### [Problem to work on]
Which lines run from the line with "Give me the" to the end of the entries? Write out exactly those, leaving out the pictures.

### [Dataset records]
------------------------

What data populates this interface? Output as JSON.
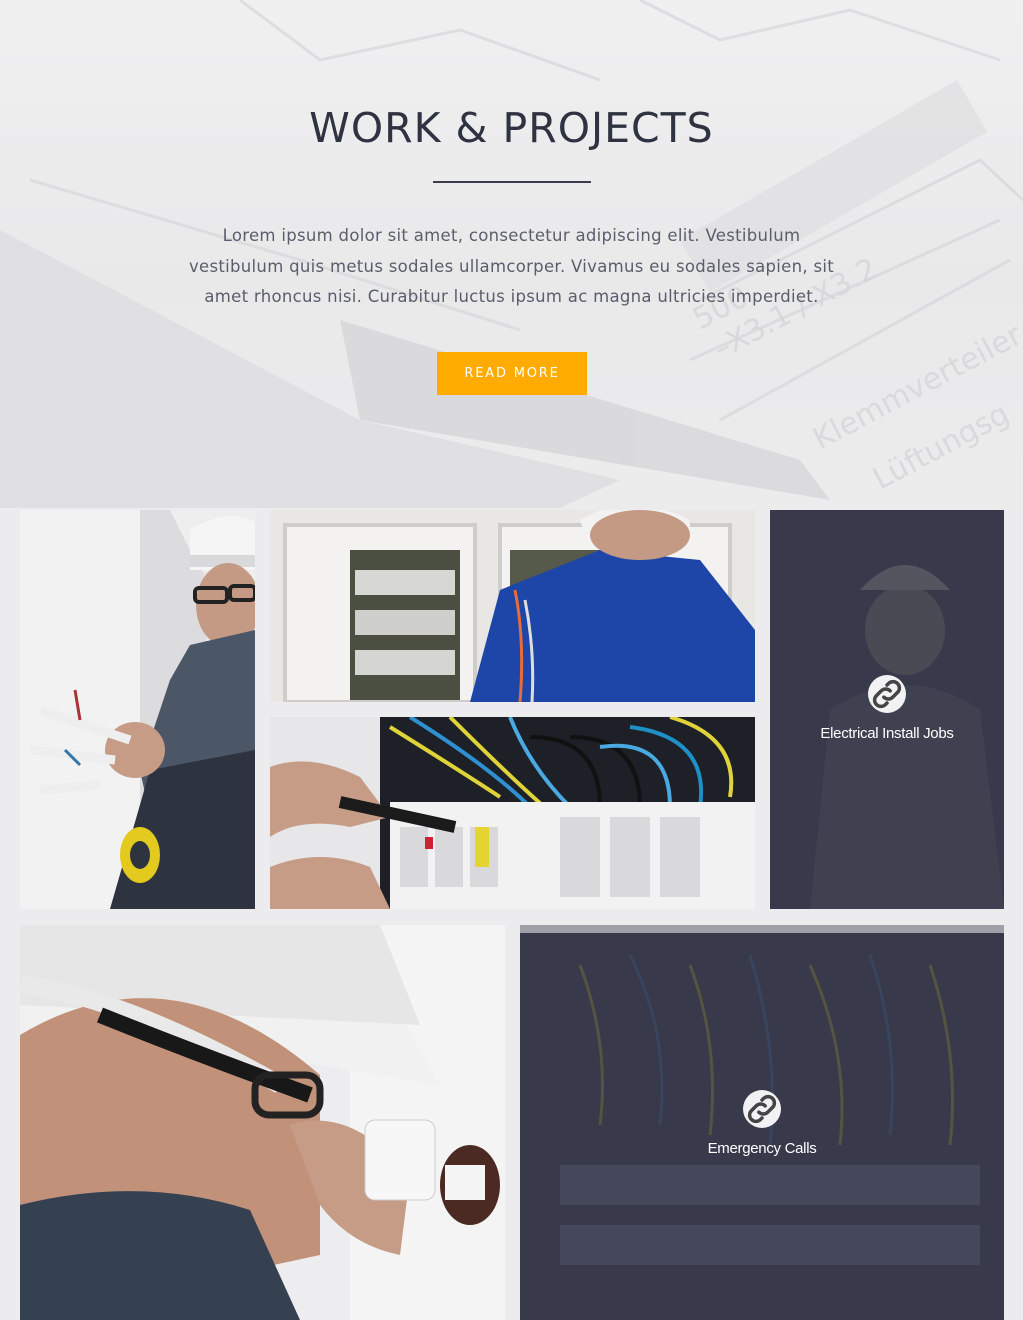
{
  "hero": {
    "title": "WORK & PROJECTS",
    "description": "Lorem ipsum dolor sit amet, consectetur adipiscing elit. Vestibulum vestibulum quis metus sodales ullamcorper. Vivamus eu sodales sapien, sit amet rhoncus nisi. Curabitur luctus ipsum ac magna ultricies imperdiet.",
    "button_label": "READ MORE"
  },
  "gallery": {
    "items": [
      {
        "image": "electrician-with-tape-photo"
      },
      {
        "image": "electrician-blue-jacket-panel-photo"
      },
      {
        "image": "breaker-panel-screwdriver-photo"
      },
      {
        "label": "Electrical Install Jobs",
        "icon": "link-icon"
      },
      {
        "image": "electrician-hardhat-socket-photo"
      },
      {
        "label": "Emergency Calls",
        "icon": "link-icon"
      }
    ]
  },
  "colors": {
    "accent": "#ffab00",
    "overlay": "#383a4b",
    "title": "#2f3241"
  }
}
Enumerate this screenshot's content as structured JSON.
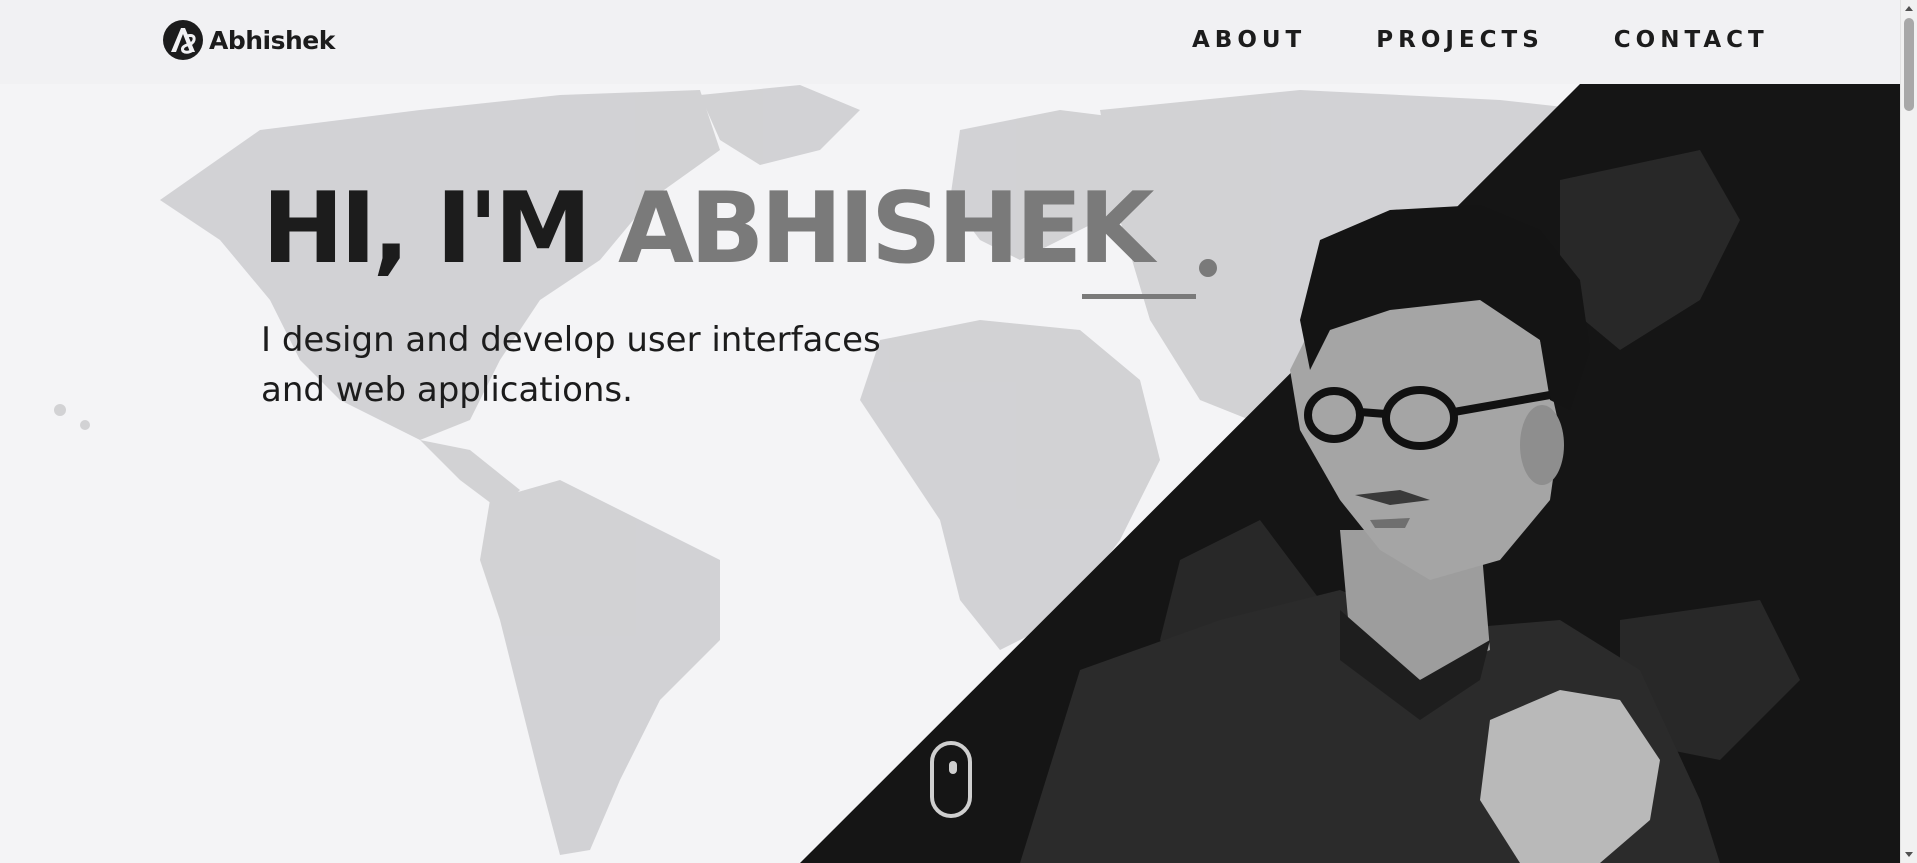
{
  "header": {
    "logo_text": "Abhishek",
    "nav": [
      {
        "label": "ABOUT"
      },
      {
        "label": "PROJECTS"
      },
      {
        "label": "CONTACT"
      }
    ]
  },
  "hero": {
    "title_prefix": "HI, I'M ",
    "title_name": "ABHISHEK",
    "subtitle": "I design and develop user interfaces and web applications."
  },
  "colors": {
    "background": "#f4f4f6",
    "dark_panel": "#151515",
    "text": "#1c1c1c",
    "name_accent": "#7a7a7a"
  },
  "icons": [
    "logo-mark",
    "mouse-scroll-icon"
  ]
}
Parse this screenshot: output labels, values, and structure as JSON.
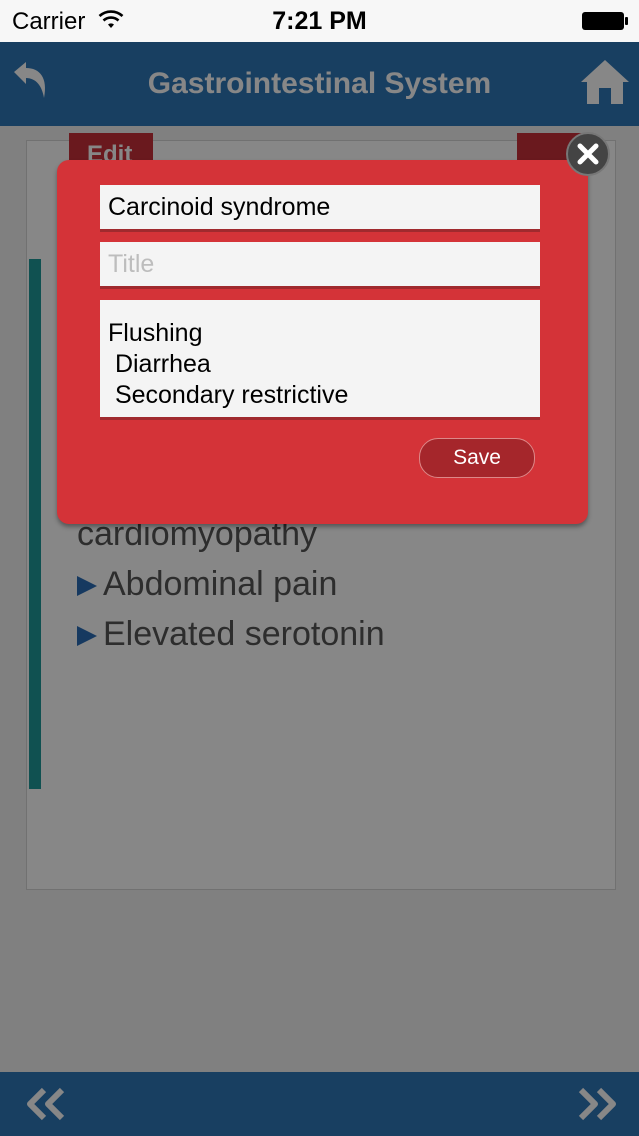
{
  "status_bar": {
    "carrier": "Carrier",
    "time": "7:21 PM"
  },
  "nav": {
    "title": "Gastrointestinal System"
  },
  "card": {
    "tab_left_label": "Edit",
    "lines": [
      {
        "text": "cardiomyopathy",
        "bullet": false
      },
      {
        "text": "Abdominal pain",
        "bullet": true
      },
      {
        "text": "Elevated serotonin",
        "bullet": true
      }
    ]
  },
  "dialog": {
    "name_value": "Carcinoid syndrome",
    "title_value": "",
    "title_placeholder": "Title",
    "notes_value": "Flushing\n Diarrhea\n Secondary restrictive",
    "save_label": "Save"
  },
  "colors": {
    "nav_blue": "#2e78b8",
    "dialog_red": "#d43338",
    "save_red": "#a5262b",
    "accent_teal": "#1f9a9a"
  }
}
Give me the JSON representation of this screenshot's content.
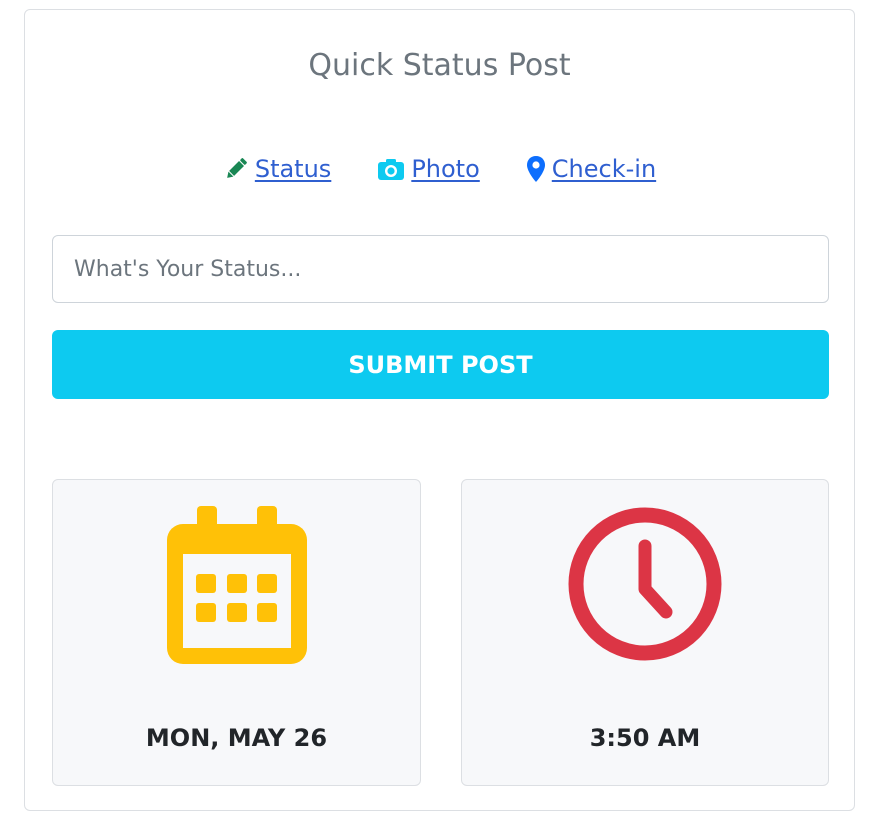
{
  "header": {
    "title": "Quick Status Post"
  },
  "tabs": [
    {
      "label": "Status",
      "icon": "pencil-icon",
      "color": "#198754"
    },
    {
      "label": "Photo",
      "icon": "camera-icon",
      "color": "#0dcaf0"
    },
    {
      "label": "Check-in",
      "icon": "map-marker-icon",
      "color": "#0d6efd"
    }
  ],
  "form": {
    "placeholder": "What's Your Status...",
    "value": "",
    "submit_label": "SUBMIT POST",
    "submit_color": "#0dcaf0"
  },
  "info": {
    "date": {
      "label": "MON, MAY 26",
      "icon": "calendar-icon",
      "color": "#ffc107"
    },
    "time": {
      "label": "3:50 AM",
      "icon": "clock-icon",
      "color": "#dc3545"
    }
  }
}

------------------------

### [Output of the exercise]
Give me the JSON representation of this screenshot's content.
{
  "header": {
    "title": "Quick Status Post"
  },
  "tabs": [
    {
      "label": "Status",
      "icon": "pencil-icon",
      "color": "#198754"
    },
    {
      "label": "Photo",
      "icon": "camera-icon",
      "color": "#0dcaf0"
    },
    {
      "label": "Check-in",
      "icon": "map-marker-icon",
      "color": "#0d6efd"
    }
  ],
  "form": {
    "placeholder": "What's Your Status...",
    "value": "",
    "submit_label": "SUBMIT POST",
    "submit_color": "#0dcaf0"
  },
  "info": {
    "date": {
      "label": "MON, MAY 26",
      "icon": "calendar-icon",
      "color": "#ffc107"
    },
    "time": {
      "label": "3:50 AM",
      "icon": "clock-icon",
      "color": "#dc3545"
    }
  }
}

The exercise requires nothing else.